> [INSTRUCTIONS TO FOLLOW]:
Everything in the listing should be restated word for word.

> [RECORD EXCERPTS]:
-- Start --

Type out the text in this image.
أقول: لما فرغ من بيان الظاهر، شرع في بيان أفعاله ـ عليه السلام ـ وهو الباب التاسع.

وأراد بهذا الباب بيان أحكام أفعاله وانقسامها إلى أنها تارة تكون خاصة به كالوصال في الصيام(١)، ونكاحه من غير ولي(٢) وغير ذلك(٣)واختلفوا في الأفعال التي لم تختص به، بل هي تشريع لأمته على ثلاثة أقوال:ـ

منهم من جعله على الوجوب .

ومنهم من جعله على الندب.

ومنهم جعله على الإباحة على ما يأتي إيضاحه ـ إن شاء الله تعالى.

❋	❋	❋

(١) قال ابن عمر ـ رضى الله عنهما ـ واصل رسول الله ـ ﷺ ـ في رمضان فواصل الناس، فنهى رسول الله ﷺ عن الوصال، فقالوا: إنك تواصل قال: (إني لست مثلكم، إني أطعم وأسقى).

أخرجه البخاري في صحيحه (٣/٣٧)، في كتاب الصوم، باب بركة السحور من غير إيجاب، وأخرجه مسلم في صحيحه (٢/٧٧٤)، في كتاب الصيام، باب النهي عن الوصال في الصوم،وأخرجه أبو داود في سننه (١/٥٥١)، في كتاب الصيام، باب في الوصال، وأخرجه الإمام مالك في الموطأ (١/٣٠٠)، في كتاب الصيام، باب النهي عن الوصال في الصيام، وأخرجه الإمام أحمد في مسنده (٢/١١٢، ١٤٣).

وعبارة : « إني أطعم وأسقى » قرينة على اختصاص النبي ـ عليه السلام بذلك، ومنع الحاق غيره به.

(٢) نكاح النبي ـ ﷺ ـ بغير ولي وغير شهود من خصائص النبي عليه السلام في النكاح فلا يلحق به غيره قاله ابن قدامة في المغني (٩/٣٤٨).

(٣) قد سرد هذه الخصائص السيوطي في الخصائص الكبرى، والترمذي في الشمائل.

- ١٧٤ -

-- End --

> [SOLUTION TO THE PROBLEM]:
Type out the text in this image.
أقول: لما فرغ من بيان الظاهر، شرع في بيان أفعاله ـ عليه السلام ـ وهو الباب التاسع.

وأراد بهذا الباب بيان أحكام أفعاله وانقسامها إلى أنها تارة تكون خاصة به كالوصال في الصيام(١)، ونكاحه من غير ولي(٢) وغير ذلك(٣)واختلفوا في الأفعال التي لم تختص به، بل هي تشريع لأمته على ثلاثة أقوال:ـ

منهم من جعله على الوجوب .

ومنهم من جعله على الندب.

ومنهم جعله على الإباحة على ما يأتي إيضاحه ـ إن شاء الله تعالى.

❋	❋	❋

(١) قال ابن عمر ـ رضى الله عنهما ـ واصل رسول الله ـ ﷺ ـ في رمضان فواصل الناس، فنهى رسول الله ﷺ عن الوصال، فقالوا: إنك تواصل قال: (إني لست مثلكم، إني أطعم وأسقى).

أخرجه البخاري في صحيحه (٣/٣٧)، في كتاب الصوم، باب بركة السحور من غير إيجاب، وأخرجه مسلم في صحيحه (٢/٧٧٤)، في كتاب الصيام، باب النهي عن الوصال في الصوم،وأخرجه أبو داود في سننه (١/٥٥١)، في كتاب الصيام، باب في الوصال، وأخرجه الإمام مالك في الموطأ (١/٣٠٠)، في كتاب الصيام، باب النهي عن الوصال في الصيام، وأخرجه الإمام أحمد في مسنده (٢/١١٢، ١٤٣).

وعبارة : « إني أطعم وأسقى » قرينة على اختصاص النبي ـ عليه السلام بذلك، ومنع الحاق غيره به.

(٢) نكاح النبي ـ ﷺ ـ بغير ولي وغير شهود من خصائص النبي عليه السلام في النكاح فلا يلحق به غيره قاله ابن قدامة في المغني (٩/٣٤٨).

(٣) قد سرد هذه الخصائص السيوطي في الخصائص الكبرى، والترمذي في الشمائل.

- ١٧٤ -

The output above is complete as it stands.